Brief: Each line of the data should be given again exactly.

(Exercise inputs Opens)

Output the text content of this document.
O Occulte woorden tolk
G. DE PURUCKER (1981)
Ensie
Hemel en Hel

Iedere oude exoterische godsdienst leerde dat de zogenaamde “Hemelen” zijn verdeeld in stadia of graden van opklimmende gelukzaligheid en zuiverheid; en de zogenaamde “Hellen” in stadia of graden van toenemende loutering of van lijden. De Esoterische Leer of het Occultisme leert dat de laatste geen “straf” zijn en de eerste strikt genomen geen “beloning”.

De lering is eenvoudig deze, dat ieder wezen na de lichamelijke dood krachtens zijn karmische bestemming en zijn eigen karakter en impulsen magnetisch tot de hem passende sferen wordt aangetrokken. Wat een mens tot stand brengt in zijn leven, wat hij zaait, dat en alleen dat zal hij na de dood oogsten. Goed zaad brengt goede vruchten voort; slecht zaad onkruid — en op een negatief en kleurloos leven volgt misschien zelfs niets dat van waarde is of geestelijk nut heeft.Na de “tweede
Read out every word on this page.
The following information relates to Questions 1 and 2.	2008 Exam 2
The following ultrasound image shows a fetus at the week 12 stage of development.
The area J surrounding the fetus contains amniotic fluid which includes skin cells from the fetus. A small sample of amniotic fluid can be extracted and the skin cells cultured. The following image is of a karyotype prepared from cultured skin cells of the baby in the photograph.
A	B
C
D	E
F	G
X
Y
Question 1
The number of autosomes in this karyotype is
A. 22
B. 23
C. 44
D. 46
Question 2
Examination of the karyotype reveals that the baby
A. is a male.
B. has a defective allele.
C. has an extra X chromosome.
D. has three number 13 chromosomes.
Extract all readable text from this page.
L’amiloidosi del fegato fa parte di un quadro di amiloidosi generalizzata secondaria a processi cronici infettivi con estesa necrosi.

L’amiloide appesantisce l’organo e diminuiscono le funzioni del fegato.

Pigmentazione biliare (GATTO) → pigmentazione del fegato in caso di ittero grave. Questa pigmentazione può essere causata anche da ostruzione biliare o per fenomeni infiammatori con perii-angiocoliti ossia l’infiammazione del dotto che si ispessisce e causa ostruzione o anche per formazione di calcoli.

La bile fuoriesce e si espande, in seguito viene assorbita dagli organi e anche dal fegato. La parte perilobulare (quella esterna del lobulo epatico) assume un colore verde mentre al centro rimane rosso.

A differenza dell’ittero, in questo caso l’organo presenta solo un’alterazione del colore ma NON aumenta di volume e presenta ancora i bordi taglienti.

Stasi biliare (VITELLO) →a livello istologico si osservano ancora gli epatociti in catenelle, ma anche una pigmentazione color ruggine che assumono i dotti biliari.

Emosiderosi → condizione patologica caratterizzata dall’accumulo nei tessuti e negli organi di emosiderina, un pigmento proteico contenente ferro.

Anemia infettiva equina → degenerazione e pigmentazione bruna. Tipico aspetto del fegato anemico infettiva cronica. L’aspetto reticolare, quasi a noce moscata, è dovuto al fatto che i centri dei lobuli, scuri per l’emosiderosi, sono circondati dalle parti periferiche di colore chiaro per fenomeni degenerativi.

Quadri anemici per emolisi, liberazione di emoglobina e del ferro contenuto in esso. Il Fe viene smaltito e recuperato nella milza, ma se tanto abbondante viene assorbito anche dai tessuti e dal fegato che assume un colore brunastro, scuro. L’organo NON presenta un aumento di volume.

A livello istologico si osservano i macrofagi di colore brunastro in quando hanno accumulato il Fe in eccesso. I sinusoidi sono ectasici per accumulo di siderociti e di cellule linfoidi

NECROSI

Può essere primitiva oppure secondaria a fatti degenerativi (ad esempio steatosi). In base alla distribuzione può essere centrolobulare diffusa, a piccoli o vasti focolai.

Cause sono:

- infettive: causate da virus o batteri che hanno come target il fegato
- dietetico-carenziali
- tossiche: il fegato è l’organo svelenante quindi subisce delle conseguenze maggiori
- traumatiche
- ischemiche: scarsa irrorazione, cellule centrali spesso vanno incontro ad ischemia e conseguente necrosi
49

(Exercise inputs Closes)

Exercise output:
Output the text content of this document.
O Occulte woorden tolk
G. DE PURUCKER (1981)
Ensie
Hemel en Hel

Iedere oude exoterische godsdienst leerde dat de zogenaamde “Hemelen” zijn verdeeld in stadia of graden van opklimmende gelukzaligheid en zuiverheid; en de zogenaamde “Hellen” in stadia of graden van toenemende loutering of van lijden. De Esoterische Leer of het Occultisme leert dat de laatste geen “straf” zijn en de eerste strikt genomen geen “beloning”.

De lering is eenvoudig deze, dat ieder wezen na de lichamelijke dood krachtens zijn karmische bestemming en zijn eigen karakter en impulsen magnetisch tot de hem passende sferen wordt aangetrokken. Wat een mens tot stand brengt in zijn leven, wat hij zaait, dat en alleen dat zal hij na de dood oogsten. Goed zaad brengt goede vruchten voort; slecht zaad onkruid — en op een negatief en kleurloos leven volgt misschien zelfs niets dat van waarde is of geestelijk nut heeft.Na de “tweede
Read out every word on this page.
The following information relates to Questions 1 and 2.	2008 Exam 2
The following ultrasound image shows a fetus at the week 12 stage of development.
The area J surrounding the fetus contains amniotic fluid which includes skin cells from the fetus. A small sample of amniotic fluid can be extracted and the skin cells cultured. The following image is of a karyotype prepared from cultured skin cells of the baby in the photograph.
A	B
C
D	E
F	G
X
Y
Question 1
The number of autosomes in this karyotype is
A. 22
B. 23
C. 44
D. 46
Question 2
Examination of the karyotype reveals that the baby
A. is a male.
B. has a defective allele.
C. has an extra X chromosome.
D. has three number 13 chromosomes.
Extract all readable text from this page.
L’amiloidosi del fegato fa parte di un quadro di amiloidosi generalizzata secondaria a processi cronici infettivi con estesa necrosi.

L’amiloide appesantisce l’organo e diminuiscono le funzioni del fegato.

Pigmentazione biliare (GATTO) → pigmentazione del fegato in caso di ittero grave. Questa pigmentazione può essere causata anche da ostruzione biliare o per fenomeni infiammatori con perii-angiocoliti ossia l’infiammazione del dotto che si ispessisce e causa ostruzione o anche per formazione di calcoli.

La bile fuoriesce e si espande, in seguito viene assorbita dagli organi e anche dal fegato. La parte perilobulare (quella esterna del lobulo epatico) assume un colore verde mentre al centro rimane rosso.

A differenza dell’ittero, in questo caso l’organo presenta solo un’alterazione del colore ma NON aumenta di volume e presenta ancora i bordi taglienti.

Stasi biliare (VITELLO) →a livello istologico si osservano ancora gli epatociti in catenelle, ma anche una pigmentazione color ruggine che assumono i dotti biliari.

Emosiderosi → condizione patologica caratterizzata dall’accumulo nei tessuti e negli organi di emosiderina, un pigmento proteico contenente ferro.

Anemia infettiva equina → degenerazione e pigmentazione bruna. Tipico aspetto del fegato anemico infettiva cronica. L’aspetto reticolare, quasi a noce moscata, è dovuto al fatto che i centri dei lobuli, scuri per l’emosiderosi, sono circondati dalle parti periferiche di colore chiaro per fenomeni degenerativi.

Quadri anemici per emolisi, liberazione di emoglobina e del ferro contenuto in esso. Il Fe viene smaltito e recuperato nella milza, ma se tanto abbondante viene assorbito anche dai tessuti e dal fegato che assume un colore brunastro, scuro. L’organo NON presenta un aumento di volume.

A livello istologico si osservano i macrofagi di colore brunastro in quando hanno accumulato il Fe in eccesso. I sinusoidi sono ectasici per accumulo di siderociti e di cellule linfoidi

NECROSI

Può essere primitiva oppure secondaria a fatti degenerativi (ad esempio steatosi). In base alla distribuzione può essere centrolobulare diffusa, a piccoli o vasti focolai.

Cause sono:

- infettive: causate da virus o batteri che hanno come target il fegato
- dietetico-carenziali
- tossiche: il fegato è l’organo svelenante quindi subisce delle conseguenze maggiori
- traumatiche
- ischemiche: scarsa irrorazione, cellule centrali spesso vanno incontro ad ischemia e conseguente necrosi
49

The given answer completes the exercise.